[WHAT YOU NEED TO DO] Look through the data below. Show each line where the string "price" occurs.

[MATERIAL SUPPLIED]
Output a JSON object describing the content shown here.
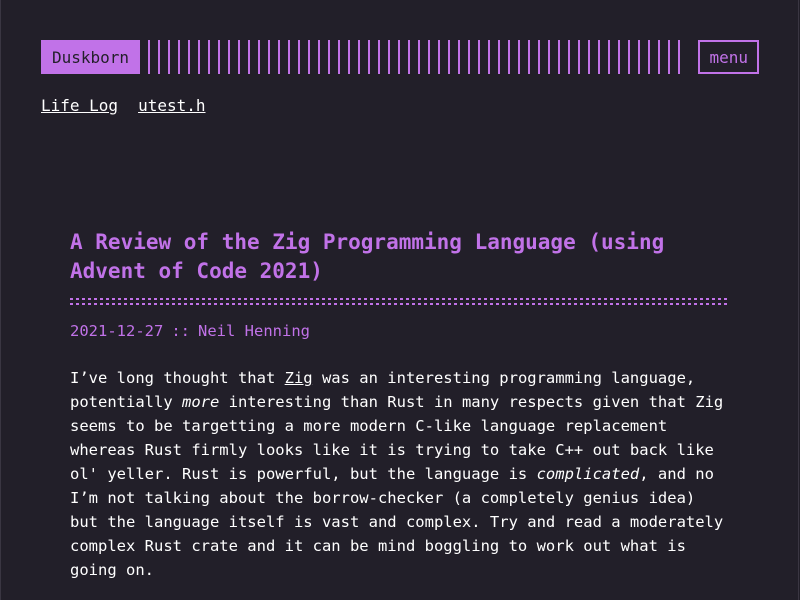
{
  "header": {
    "logo_text": "Duskborn",
    "menu_label": "menu"
  },
  "nav": {
    "items": [
      "Life Log",
      "utest.h"
    ]
  },
  "post": {
    "title": "A Review of the Zig Programming Language (using Advent of Code 2021)",
    "date": "2021-12-27",
    "separator": "::",
    "author": "Neil Henning",
    "body": {
      "p1": "I’ve long thought that ",
      "link_zig": "Zig",
      "p2": " was an interesting programming language, potentially ",
      "em_more": "more",
      "p3": " interesting than Rust in many respects given that Zig seems to be targetting a more modern C-like language replacement whereas Rust firmly looks like it is trying to take C++ out back like ol' yeller. Rust is powerful, but the language is ",
      "em_complicated": "complicated",
      "p4": ", and no I’m not talking about the borrow-checker (a completely genius idea) but the language itself is vast and complex. Try and read a moderately complex Rust crate and it can be mind boggling to work out what is going on."
    }
  },
  "colors": {
    "background": "#221f29",
    "accent": "#c172e8",
    "text": "#ffffff"
  }
}
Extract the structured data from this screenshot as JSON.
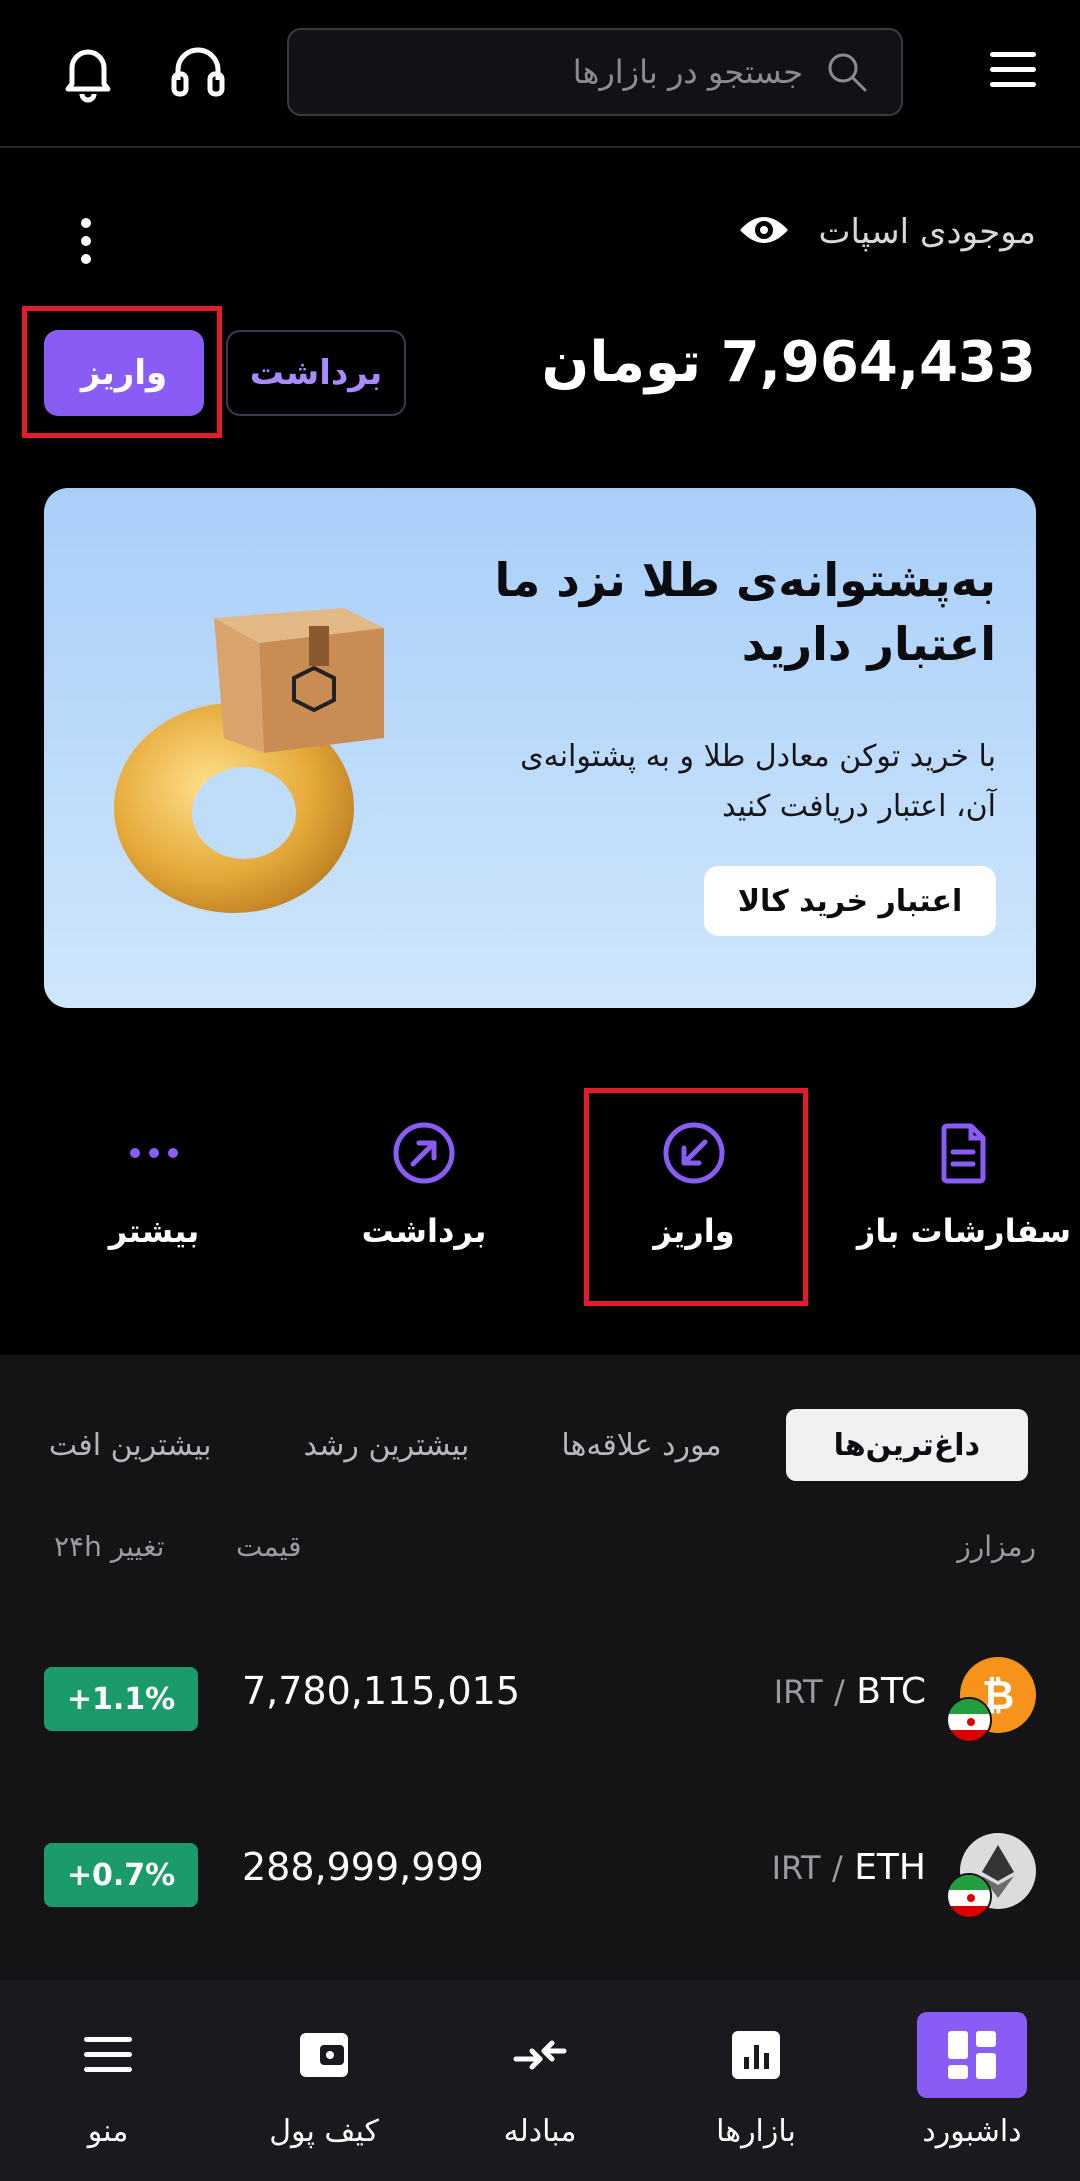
{
  "header": {
    "search_placeholder": "جستجو در بازارها"
  },
  "balance": {
    "label": "موجودی اسپات",
    "amount": "7,964,433 تومان"
  },
  "buttons": {
    "deposit": "واریز",
    "withdraw": "برداشت"
  },
  "banner": {
    "title_line1": "به‌پشتوانه‌ی طلا نزد ما",
    "title_line2": "اعتبار دارید",
    "desc_line1": "با خرید توکن معادل طلا و به پشتوانه‌ی",
    "desc_line2": "آن، اعتبار دریافت کنید",
    "button": "اعتبار خرید کالا"
  },
  "quick_actions": [
    {
      "label": "سفارشات باز",
      "icon": "document-icon"
    },
    {
      "label": "واریز",
      "icon": "deposit-arrow-icon"
    },
    {
      "label": "برداشت",
      "icon": "withdraw-arrow-icon"
    },
    {
      "label": "بیشتر",
      "icon": "more-dots-icon"
    }
  ],
  "market": {
    "tabs": [
      "داغ‌ترین‌ها",
      "مورد علاقه‌ها",
      "بیشترین رشد",
      "بیشترین افت"
    ],
    "columns": {
      "asset": "رمزارز",
      "price": "قیمت",
      "change": "تغییر ۲۴h"
    },
    "rows": [
      {
        "symbol": "BTC",
        "quote": "IRT",
        "separator": "/",
        "price": "7,780,115,015",
        "change": "+1.1%"
      },
      {
        "symbol": "ETH",
        "quote": "IRT",
        "separator": "/",
        "price": "288,999,999",
        "change": "+0.7%"
      }
    ]
  },
  "bottom_nav": [
    {
      "label": "داشبورد",
      "icon": "dashboard-icon",
      "active": true
    },
    {
      "label": "بازارها",
      "icon": "markets-chart-icon"
    },
    {
      "label": "مبادله",
      "icon": "exchange-arrows-icon"
    },
    {
      "label": "کیف پول",
      "icon": "wallet-icon"
    },
    {
      "label": "منو",
      "icon": "menu-icon"
    }
  ],
  "colors": {
    "accent": "#8a5cf6",
    "positive": "#1b9a6c",
    "highlight": "#e11d2a",
    "banner_bg": "#bcdcfa"
  }
}
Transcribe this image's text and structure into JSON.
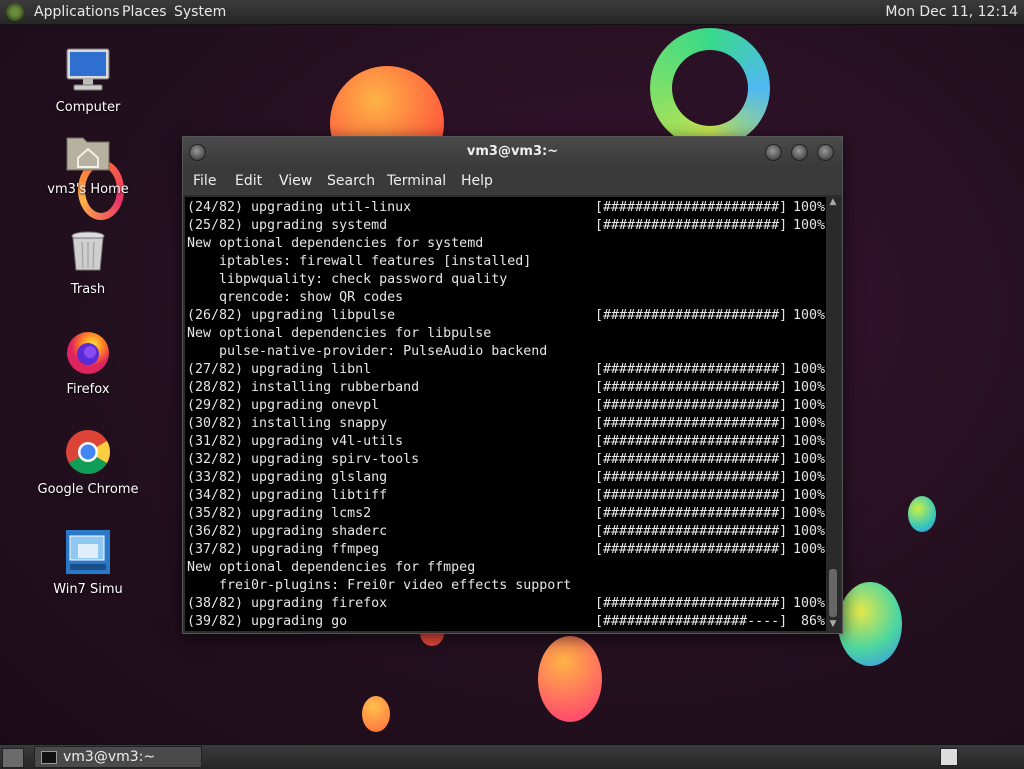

[THE RESULT]
      "price": "قیمت",
        "price": "7,780,115,015",
        "price": "288,999,999",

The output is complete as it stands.